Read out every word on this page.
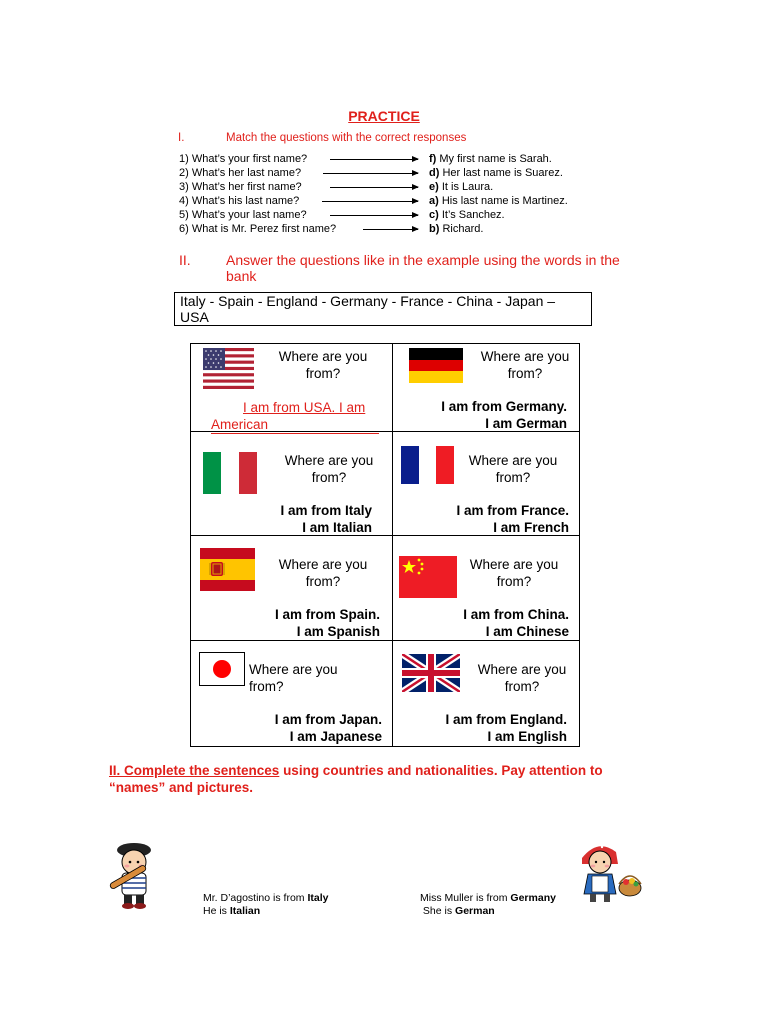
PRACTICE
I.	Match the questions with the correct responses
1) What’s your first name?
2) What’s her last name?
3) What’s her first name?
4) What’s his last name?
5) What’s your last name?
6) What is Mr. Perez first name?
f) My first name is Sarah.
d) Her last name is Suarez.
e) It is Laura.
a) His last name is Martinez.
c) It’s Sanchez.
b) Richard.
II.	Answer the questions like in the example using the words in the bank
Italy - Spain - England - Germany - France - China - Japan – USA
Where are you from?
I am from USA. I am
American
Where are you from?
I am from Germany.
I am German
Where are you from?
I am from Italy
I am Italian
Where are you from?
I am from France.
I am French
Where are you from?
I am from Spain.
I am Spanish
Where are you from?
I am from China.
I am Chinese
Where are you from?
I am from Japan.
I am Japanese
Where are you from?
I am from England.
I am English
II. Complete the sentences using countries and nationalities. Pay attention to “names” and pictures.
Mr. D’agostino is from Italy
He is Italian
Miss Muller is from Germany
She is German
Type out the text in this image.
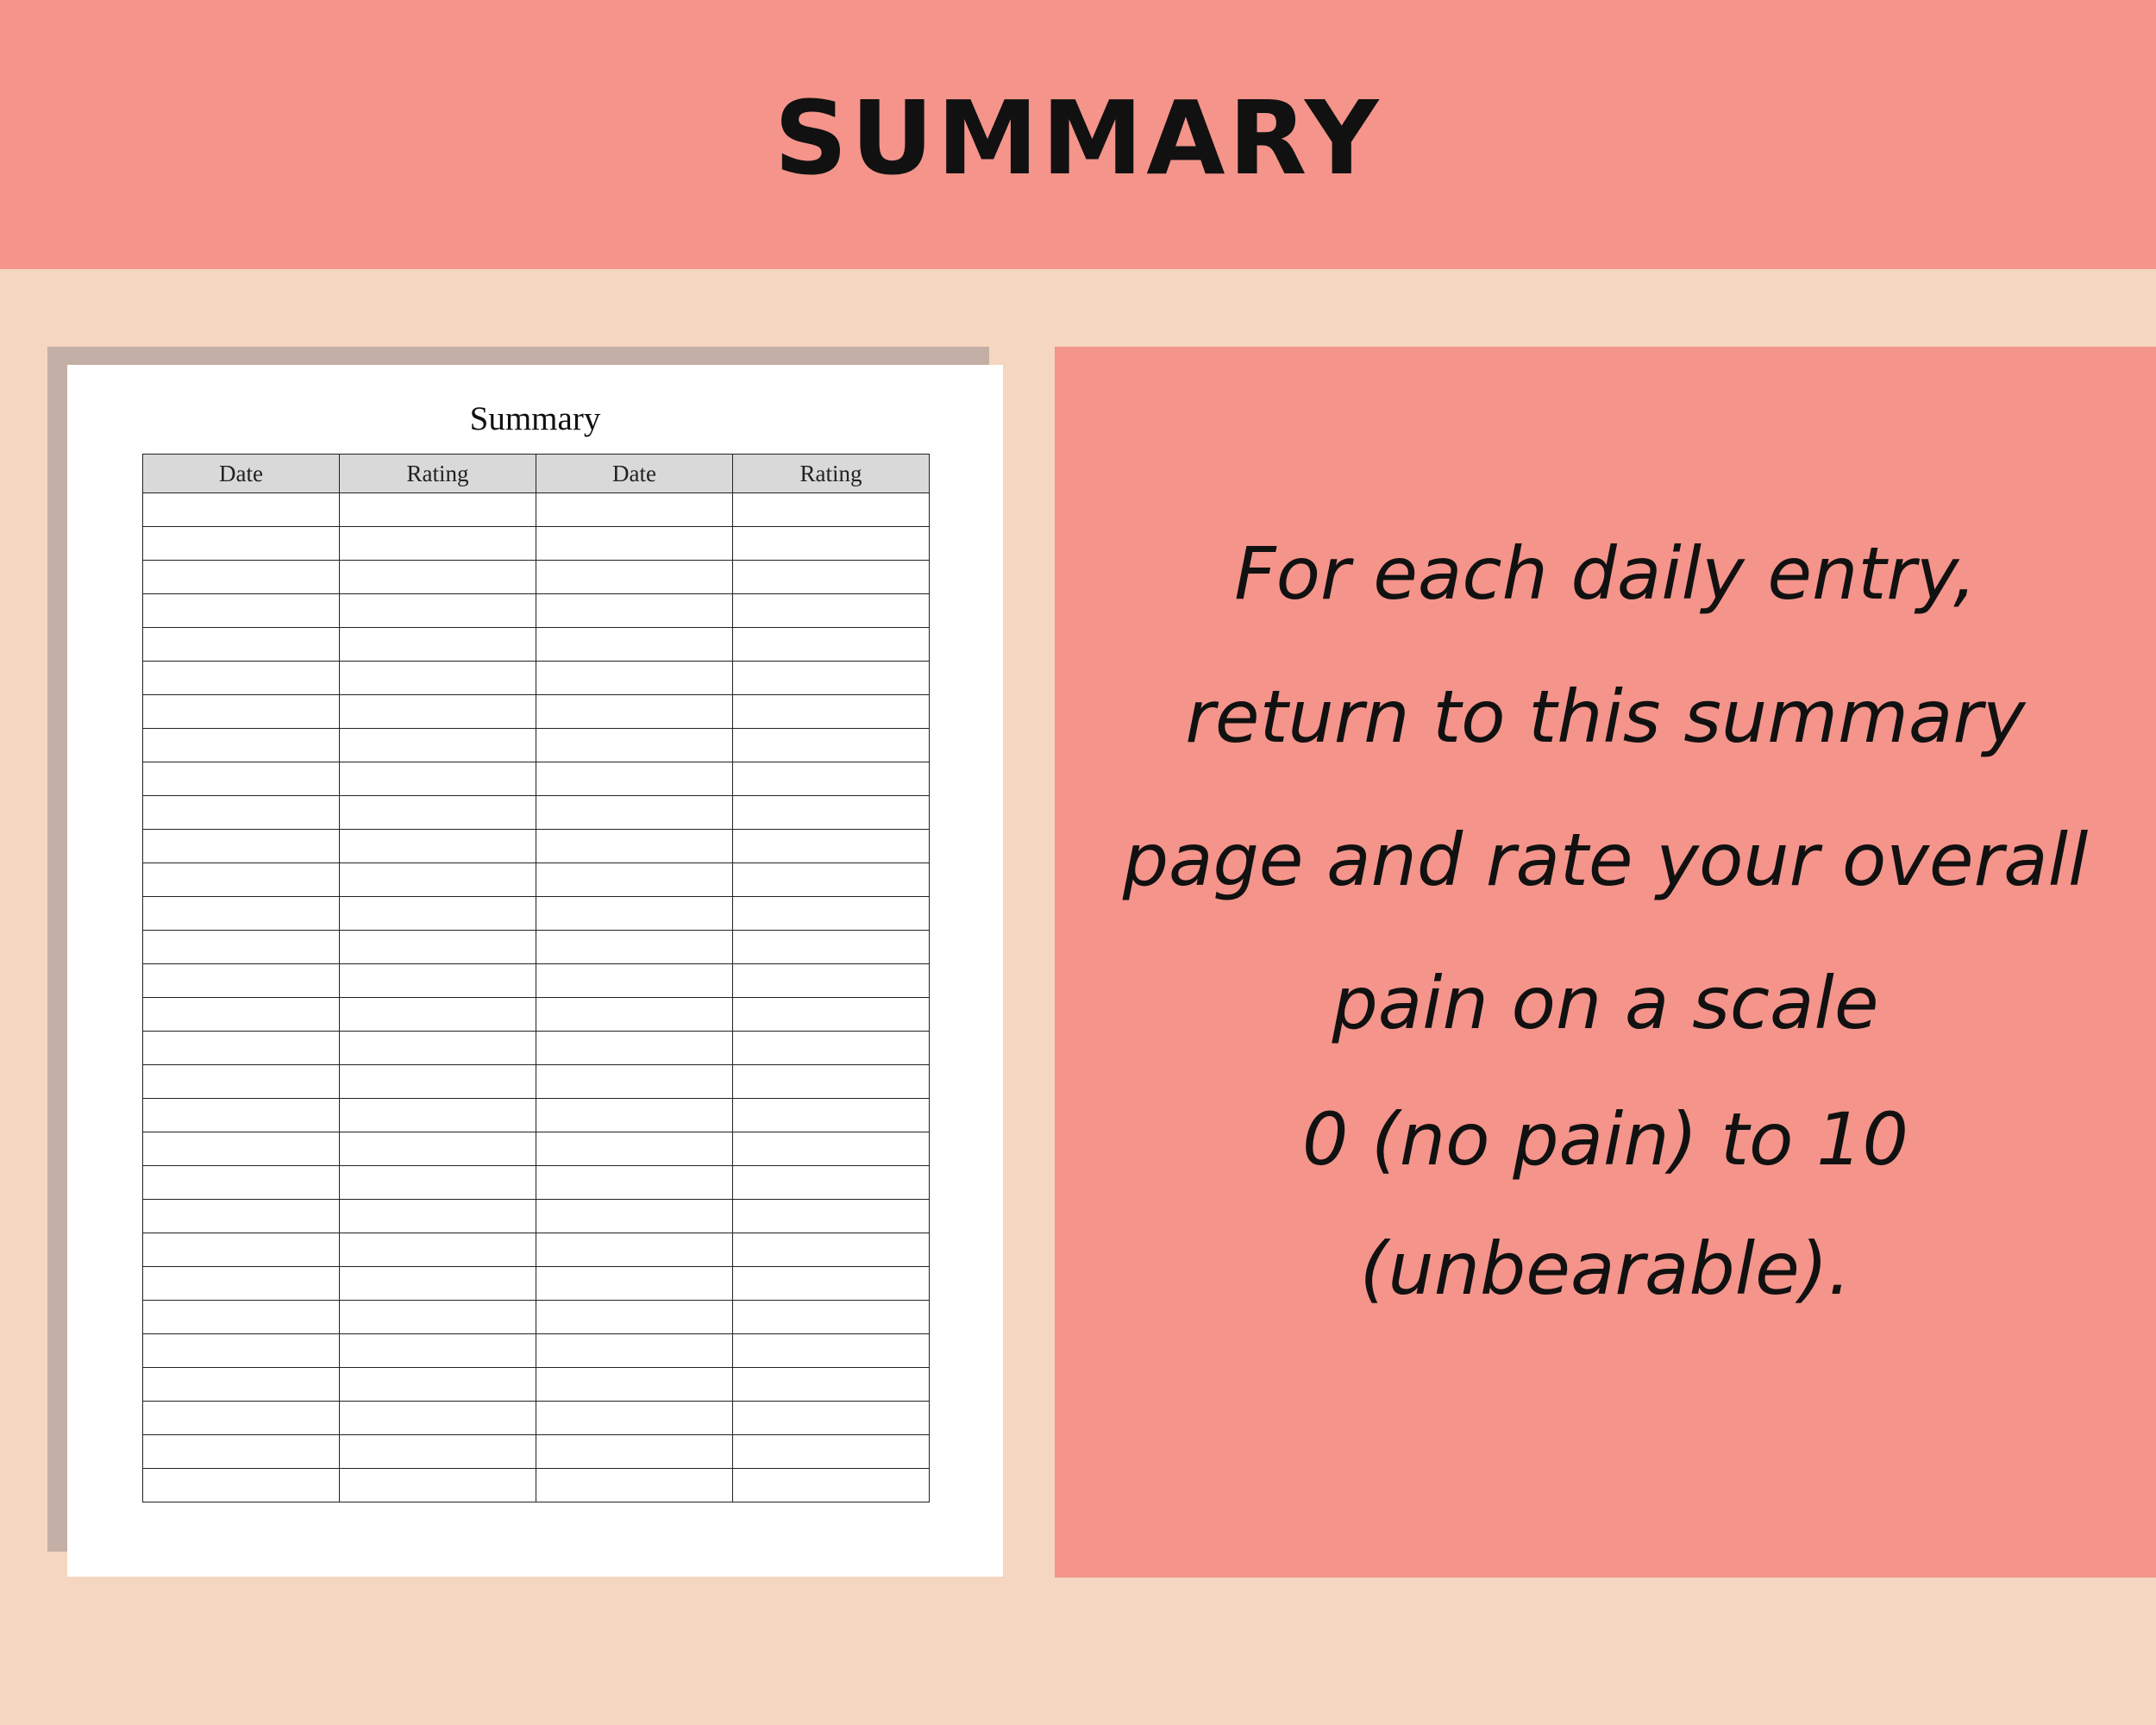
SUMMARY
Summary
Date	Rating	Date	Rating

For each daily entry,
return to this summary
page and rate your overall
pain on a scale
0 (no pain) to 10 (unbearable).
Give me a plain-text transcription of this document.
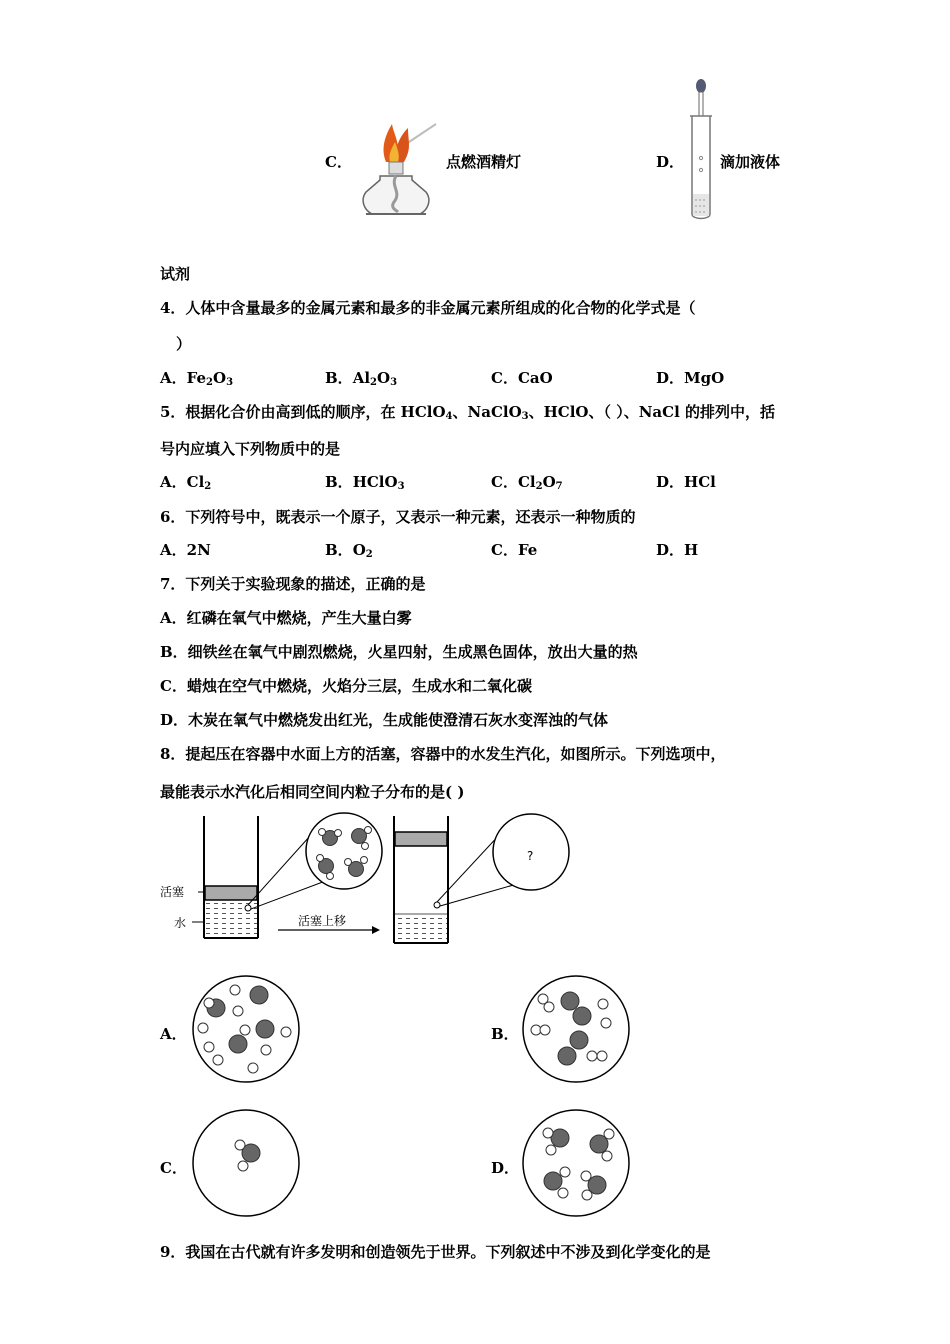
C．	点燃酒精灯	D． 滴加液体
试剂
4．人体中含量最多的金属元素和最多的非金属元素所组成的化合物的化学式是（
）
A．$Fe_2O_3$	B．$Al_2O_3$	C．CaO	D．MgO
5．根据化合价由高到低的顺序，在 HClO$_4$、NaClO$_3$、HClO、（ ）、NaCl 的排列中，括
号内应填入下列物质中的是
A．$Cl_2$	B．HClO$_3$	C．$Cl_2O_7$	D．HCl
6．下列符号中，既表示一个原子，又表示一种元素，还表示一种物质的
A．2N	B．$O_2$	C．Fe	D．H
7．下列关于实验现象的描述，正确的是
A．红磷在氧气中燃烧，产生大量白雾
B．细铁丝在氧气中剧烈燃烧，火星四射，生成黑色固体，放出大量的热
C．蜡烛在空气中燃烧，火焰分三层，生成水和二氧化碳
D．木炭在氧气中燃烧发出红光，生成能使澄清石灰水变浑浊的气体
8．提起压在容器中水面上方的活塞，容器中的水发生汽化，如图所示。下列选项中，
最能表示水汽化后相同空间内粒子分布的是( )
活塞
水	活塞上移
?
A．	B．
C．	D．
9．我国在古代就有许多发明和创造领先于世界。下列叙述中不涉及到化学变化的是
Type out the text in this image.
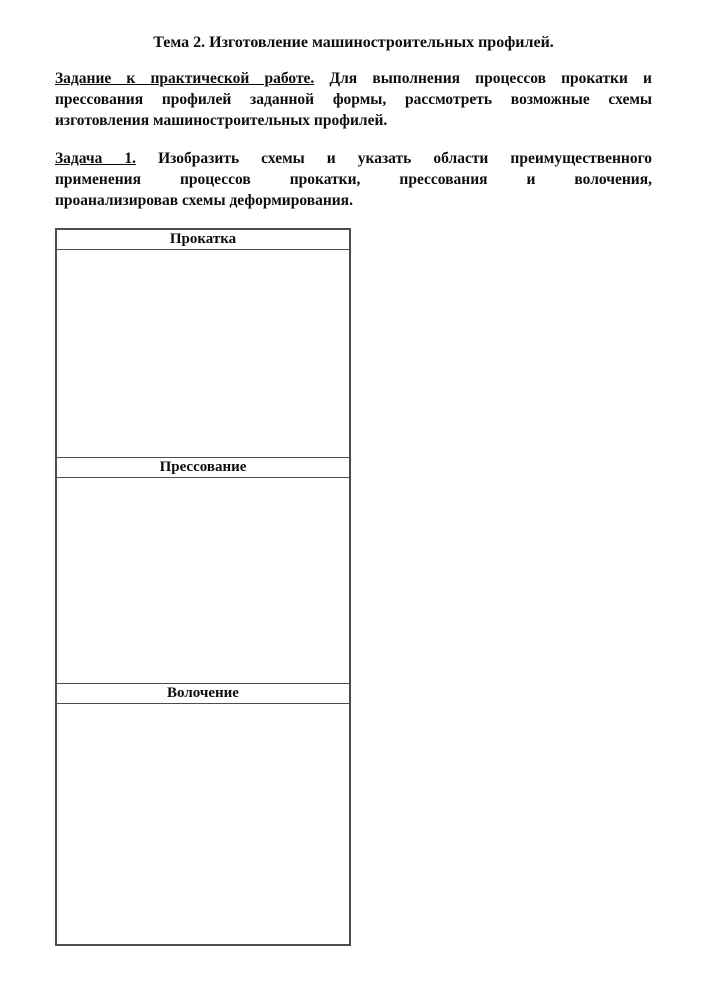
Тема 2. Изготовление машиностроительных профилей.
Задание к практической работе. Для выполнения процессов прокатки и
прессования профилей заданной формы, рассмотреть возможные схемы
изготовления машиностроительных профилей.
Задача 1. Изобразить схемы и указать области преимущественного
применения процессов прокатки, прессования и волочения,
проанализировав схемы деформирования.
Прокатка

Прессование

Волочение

--------------------------------

Repeat the material above word for word and skip every image in it.

→ **Answer to the task**
Read out every word on this page.
PRACTICE
I.	Match the questions with the correct responses
1) What’s your first name?
2) What’s her last name?
3) What’s her first name?
4) What’s his last name?
5) What’s your last name?
6) What is Mr. Perez first name?
f) My first name is Sarah.
d) Her last name is Suarez.
e) It is Laura.
a) His last name is Martinez.
c) It’s Sanchez.
b) Richard.
II.	Answer the questions like in the example using the words in the bank
Italy - Spain - England - Germany - France - China - Japan – USA
Where are you from?
I am from USA. I am
American
Where are you from?
I am from Germany.
I am German
Where are you from?
I am from Italy
I am Italian
Where are you from?
I am from France.
I am French
Where are you from?
I am from Spain.
I am Spanish
Where are you from?
I am from China.
I am Chinese
Where are you from?
I am from Japan.
I am Japanese
Where are you from?
I am from England.
I am English
II. Complete the sentences using countries and nationalities. Pay attention to “names” and pictures.
Mr. D’agostino is from Italy
He is Italian
Miss Muller is from Germany
She is German
Type out the text in this image.
SUMMARY
Summary
Date	Rating	Date	Rating

For each daily entry,
return to this summary
page and rate your overall
pain on a scale
0 (no pain) to 10 (unbearable).
Give me a plain-text transcription of this document.
C．	点燃酒精灯	D． 滴加液体
试剂
4．人体中含量最多的金属元素和最多的非金属元素所组成的化合物的化学式是（
）
A．$Fe_2O_3$	B．$Al_2O_3$	C．CaO	D．MgO
5．根据化合价由高到低的顺序，在 HClO$_4$、NaClO$_3$、HClO、（ ）、NaCl 的排列中，括
号内应填入下列物质中的是
A．$Cl_2$	B．HClO$_3$	C．$Cl_2O_7$	D．HCl
6．下列符号中，既表示一个原子，又表示一种元素，还表示一种物质的
A．2N	B．$O_2$	C．Fe	D．H
7．下列关于实验现象的描述，正确的是
A．红磷在氧气中燃烧，产生大量白雾
B．细铁丝在氧气中剧烈燃烧，火星四射，生成黑色固体，放出大量的热
C．蜡烛在空气中燃烧，火焰分三层，生成水和二氧化碳
D．木炭在氧气中燃烧发出红光，生成能使澄清石灰水变浑浊的气体
8．提起压在容器中水面上方的活塞，容器中的水发生汽化，如图所示。下列选项中，
最能表示水汽化后相同空间内粒子分布的是( )
活塞
水	活塞上移
?
A．	B．
C．	D．
9．我国在古代就有许多发明和创造领先于世界。下列叙述中不涉及到化学变化的是
Type out the text in this image.
Тема 2. Изготовление машиностроительных профилей.
Задание к практической работе. Для выполнения процессов прокатки и
прессования профилей заданной формы, рассмотреть возможные схемы
изготовления машиностроительных профилей.
Задача 1. Изобразить схемы и указать области преимущественного
применения процессов прокатки, прессования и волочения,
проанализировав схемы деформирования.
Прокатка

Прессование

Волочение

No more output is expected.